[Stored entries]
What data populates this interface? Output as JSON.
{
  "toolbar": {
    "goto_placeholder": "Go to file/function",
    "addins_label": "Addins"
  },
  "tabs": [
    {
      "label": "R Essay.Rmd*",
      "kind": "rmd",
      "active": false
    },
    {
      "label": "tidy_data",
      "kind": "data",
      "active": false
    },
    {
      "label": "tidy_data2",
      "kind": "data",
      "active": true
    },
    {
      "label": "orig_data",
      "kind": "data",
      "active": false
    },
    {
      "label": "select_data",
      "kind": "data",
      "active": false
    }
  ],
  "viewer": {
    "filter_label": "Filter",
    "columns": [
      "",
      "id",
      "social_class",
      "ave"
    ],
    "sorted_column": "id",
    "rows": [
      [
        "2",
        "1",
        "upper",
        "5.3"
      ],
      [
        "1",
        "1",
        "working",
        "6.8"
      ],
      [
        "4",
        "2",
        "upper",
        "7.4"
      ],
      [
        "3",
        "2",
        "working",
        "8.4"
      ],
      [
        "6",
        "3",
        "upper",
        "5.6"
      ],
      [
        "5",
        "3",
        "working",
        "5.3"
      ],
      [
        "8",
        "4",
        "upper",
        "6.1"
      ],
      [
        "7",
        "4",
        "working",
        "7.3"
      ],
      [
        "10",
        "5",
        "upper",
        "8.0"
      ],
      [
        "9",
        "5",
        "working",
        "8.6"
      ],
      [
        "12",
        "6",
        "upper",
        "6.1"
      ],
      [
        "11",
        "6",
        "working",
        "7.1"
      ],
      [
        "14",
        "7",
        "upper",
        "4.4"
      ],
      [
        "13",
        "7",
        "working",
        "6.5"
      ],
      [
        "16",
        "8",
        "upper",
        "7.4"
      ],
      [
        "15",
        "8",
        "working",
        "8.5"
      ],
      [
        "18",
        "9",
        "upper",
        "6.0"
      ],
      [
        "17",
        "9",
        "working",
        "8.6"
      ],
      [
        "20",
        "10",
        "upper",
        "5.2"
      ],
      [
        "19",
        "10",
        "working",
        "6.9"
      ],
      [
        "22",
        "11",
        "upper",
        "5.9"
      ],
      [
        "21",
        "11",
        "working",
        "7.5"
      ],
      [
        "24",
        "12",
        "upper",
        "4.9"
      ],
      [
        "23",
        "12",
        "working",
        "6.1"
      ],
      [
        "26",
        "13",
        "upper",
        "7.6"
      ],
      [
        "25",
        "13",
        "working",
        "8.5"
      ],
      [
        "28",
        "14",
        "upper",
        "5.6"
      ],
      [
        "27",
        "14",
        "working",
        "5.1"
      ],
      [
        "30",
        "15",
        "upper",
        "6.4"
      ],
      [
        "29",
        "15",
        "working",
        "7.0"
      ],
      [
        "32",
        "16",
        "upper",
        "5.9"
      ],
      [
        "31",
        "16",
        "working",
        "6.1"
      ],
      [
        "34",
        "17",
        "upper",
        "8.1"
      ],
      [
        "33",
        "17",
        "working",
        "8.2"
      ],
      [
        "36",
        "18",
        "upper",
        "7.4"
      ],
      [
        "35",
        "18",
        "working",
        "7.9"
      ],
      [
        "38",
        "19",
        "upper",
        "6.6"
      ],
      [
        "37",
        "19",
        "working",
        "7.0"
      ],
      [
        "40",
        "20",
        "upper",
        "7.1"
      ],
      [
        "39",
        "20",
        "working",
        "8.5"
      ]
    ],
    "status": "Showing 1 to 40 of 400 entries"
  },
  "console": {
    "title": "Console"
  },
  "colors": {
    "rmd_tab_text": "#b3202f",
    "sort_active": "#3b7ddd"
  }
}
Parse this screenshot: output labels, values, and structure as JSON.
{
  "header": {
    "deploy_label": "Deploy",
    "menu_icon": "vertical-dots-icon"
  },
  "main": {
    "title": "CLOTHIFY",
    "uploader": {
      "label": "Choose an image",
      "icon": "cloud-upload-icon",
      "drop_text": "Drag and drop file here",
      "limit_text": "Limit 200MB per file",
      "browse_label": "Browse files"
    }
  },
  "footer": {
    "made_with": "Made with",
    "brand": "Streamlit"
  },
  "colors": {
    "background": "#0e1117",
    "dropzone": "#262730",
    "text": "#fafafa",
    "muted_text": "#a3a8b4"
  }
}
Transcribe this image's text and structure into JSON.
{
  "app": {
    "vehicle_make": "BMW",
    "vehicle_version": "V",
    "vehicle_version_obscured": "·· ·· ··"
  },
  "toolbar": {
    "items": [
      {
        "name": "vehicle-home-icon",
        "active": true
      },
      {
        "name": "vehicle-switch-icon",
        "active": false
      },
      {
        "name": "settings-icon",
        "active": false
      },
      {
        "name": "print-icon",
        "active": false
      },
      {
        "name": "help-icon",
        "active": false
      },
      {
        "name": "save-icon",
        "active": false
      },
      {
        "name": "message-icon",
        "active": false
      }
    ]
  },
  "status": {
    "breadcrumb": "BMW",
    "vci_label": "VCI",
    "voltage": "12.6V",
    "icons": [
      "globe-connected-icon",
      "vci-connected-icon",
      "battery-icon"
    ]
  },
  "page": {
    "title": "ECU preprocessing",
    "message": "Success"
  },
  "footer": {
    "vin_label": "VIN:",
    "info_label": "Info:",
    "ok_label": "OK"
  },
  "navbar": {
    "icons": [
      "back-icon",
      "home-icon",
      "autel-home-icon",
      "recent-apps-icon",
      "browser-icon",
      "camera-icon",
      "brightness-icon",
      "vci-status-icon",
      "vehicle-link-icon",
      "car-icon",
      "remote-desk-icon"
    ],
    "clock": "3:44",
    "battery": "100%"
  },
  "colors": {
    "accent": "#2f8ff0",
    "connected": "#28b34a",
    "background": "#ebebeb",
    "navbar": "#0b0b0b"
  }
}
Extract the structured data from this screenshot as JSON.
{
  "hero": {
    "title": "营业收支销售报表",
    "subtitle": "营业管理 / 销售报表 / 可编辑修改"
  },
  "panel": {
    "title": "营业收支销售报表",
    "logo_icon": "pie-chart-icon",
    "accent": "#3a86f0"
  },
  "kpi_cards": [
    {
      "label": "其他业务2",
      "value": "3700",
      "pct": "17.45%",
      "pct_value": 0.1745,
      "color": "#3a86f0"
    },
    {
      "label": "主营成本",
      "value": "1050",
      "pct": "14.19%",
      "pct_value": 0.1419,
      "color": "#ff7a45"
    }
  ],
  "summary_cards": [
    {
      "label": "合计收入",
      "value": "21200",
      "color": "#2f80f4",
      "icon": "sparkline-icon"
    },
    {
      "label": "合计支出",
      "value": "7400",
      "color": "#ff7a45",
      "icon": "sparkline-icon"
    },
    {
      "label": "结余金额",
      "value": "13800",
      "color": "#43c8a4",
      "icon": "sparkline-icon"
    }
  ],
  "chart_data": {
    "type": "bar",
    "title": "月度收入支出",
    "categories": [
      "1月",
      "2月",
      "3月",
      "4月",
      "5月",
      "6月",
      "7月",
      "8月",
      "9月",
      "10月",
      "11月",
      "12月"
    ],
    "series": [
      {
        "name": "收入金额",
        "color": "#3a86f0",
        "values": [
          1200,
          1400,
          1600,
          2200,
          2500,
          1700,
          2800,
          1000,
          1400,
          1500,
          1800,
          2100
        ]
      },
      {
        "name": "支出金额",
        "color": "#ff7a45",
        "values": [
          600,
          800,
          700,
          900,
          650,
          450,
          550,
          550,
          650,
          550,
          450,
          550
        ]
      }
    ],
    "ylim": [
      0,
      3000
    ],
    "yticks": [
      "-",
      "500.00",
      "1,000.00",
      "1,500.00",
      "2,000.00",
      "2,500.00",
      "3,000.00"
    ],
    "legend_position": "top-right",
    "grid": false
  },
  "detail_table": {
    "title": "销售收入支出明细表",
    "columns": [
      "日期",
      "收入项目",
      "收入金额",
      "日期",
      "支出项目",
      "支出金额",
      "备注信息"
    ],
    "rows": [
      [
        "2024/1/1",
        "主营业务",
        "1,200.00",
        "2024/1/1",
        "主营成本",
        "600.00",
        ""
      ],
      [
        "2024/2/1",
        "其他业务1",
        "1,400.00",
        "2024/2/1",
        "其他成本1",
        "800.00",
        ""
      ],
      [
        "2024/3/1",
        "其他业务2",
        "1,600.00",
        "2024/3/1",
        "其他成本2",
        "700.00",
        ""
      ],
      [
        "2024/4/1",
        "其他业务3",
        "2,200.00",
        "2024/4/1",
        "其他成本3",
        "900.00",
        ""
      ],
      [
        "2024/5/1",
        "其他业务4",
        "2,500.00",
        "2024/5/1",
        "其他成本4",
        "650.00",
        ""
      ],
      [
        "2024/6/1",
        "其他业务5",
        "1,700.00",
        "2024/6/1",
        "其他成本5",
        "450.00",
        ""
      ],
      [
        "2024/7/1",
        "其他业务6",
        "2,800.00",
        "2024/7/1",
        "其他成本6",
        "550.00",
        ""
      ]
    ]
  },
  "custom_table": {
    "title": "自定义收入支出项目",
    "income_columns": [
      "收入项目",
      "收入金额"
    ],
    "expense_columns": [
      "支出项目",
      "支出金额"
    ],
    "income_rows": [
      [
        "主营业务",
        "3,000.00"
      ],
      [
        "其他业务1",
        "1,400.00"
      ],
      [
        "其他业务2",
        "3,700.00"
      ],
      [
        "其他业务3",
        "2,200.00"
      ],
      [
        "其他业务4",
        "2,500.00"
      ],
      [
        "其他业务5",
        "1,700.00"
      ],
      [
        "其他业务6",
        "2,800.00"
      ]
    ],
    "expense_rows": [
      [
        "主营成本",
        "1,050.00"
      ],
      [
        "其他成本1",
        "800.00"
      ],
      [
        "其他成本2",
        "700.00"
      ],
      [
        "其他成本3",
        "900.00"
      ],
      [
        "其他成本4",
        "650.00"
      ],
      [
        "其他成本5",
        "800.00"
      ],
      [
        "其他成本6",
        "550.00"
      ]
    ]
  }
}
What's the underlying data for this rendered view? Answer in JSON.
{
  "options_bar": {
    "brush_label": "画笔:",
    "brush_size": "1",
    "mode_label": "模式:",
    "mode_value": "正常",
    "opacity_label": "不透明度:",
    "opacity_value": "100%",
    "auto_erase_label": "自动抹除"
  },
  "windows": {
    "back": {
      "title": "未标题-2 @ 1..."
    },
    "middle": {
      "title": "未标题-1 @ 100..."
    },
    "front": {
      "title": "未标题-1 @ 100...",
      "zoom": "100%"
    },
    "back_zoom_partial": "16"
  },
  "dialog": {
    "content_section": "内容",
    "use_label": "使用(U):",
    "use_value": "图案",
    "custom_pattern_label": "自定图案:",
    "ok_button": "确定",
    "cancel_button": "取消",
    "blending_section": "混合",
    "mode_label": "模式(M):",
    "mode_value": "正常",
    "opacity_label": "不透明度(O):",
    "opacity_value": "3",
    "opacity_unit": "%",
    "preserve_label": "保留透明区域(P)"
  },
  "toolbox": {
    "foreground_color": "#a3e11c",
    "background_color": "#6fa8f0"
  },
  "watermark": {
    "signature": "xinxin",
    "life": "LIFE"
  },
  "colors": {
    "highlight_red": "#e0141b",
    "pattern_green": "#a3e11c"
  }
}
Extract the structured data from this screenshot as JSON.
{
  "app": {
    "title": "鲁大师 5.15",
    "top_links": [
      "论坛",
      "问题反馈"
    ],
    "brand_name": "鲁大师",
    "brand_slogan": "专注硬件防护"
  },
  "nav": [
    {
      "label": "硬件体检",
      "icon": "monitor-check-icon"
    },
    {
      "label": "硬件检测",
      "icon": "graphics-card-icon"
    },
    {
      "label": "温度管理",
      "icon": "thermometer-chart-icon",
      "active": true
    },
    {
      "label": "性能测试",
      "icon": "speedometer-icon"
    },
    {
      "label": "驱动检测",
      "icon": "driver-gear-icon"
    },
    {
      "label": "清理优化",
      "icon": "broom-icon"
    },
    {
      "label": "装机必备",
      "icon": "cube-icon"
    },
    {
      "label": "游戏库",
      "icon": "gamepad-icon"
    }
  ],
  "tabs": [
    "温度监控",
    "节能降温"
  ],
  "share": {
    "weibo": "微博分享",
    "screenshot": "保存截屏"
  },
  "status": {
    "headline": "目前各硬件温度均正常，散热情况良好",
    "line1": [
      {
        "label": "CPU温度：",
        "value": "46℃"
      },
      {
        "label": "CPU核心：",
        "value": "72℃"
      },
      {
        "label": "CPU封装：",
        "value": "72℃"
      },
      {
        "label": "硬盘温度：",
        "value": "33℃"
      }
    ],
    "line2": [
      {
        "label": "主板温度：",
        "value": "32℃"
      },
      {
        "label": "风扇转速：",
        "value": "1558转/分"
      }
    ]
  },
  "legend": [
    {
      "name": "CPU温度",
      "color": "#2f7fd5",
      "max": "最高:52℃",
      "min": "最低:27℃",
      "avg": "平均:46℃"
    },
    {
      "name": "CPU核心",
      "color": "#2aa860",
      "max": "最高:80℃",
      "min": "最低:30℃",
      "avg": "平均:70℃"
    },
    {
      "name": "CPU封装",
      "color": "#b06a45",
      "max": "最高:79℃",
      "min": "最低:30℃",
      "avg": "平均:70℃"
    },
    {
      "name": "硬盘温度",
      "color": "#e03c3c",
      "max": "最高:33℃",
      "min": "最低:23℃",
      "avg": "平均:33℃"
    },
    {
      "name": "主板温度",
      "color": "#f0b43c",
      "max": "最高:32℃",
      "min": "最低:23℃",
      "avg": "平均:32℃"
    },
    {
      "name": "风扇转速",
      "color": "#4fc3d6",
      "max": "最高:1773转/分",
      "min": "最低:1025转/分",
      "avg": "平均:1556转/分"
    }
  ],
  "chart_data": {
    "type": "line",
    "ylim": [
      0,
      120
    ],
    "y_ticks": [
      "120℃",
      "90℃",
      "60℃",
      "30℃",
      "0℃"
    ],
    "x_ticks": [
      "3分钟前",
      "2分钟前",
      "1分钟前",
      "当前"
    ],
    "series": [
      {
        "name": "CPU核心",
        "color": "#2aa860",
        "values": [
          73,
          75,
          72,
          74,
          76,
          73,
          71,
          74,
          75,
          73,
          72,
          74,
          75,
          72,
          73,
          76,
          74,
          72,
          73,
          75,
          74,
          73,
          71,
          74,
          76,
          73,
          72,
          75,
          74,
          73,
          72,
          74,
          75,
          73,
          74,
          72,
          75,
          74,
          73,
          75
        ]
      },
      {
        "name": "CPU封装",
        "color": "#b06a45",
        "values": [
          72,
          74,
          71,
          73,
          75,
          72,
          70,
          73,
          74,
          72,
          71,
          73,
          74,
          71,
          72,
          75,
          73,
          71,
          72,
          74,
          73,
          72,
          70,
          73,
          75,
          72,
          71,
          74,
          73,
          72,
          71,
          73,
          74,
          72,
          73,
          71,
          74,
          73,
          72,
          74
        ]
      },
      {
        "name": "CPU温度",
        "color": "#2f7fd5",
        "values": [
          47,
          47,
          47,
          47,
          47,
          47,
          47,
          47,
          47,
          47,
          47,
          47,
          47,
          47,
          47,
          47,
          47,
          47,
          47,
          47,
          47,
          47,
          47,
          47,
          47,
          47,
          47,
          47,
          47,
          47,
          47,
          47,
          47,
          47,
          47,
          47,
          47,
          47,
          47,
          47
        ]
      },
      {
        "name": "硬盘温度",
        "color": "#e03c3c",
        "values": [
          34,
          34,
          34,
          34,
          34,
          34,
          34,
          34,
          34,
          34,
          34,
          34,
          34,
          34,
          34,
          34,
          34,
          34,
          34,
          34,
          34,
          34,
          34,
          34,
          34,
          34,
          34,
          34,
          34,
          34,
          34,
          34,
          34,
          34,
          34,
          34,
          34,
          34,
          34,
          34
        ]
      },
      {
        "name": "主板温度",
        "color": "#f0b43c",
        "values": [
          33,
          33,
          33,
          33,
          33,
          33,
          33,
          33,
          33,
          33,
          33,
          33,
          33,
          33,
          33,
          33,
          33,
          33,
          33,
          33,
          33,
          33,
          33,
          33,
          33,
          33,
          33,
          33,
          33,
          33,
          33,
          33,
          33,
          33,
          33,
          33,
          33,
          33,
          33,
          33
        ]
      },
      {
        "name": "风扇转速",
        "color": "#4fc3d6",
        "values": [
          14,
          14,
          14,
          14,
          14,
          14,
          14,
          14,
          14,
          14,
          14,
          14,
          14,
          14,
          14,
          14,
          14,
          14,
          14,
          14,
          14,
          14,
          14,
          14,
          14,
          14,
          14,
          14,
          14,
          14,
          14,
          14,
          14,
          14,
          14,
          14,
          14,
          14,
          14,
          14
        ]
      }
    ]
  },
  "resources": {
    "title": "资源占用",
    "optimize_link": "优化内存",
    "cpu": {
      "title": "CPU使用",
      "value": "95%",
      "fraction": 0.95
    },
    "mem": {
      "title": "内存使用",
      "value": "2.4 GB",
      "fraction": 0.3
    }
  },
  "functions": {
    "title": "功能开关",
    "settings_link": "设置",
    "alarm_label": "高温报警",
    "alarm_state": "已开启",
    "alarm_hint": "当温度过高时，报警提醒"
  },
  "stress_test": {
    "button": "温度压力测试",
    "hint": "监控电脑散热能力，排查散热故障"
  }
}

◆ WORK REQUIRED ◆
In the data above, how many lines contain the string "this"? Answer with the number only.

◆ OUTPUT ◆
6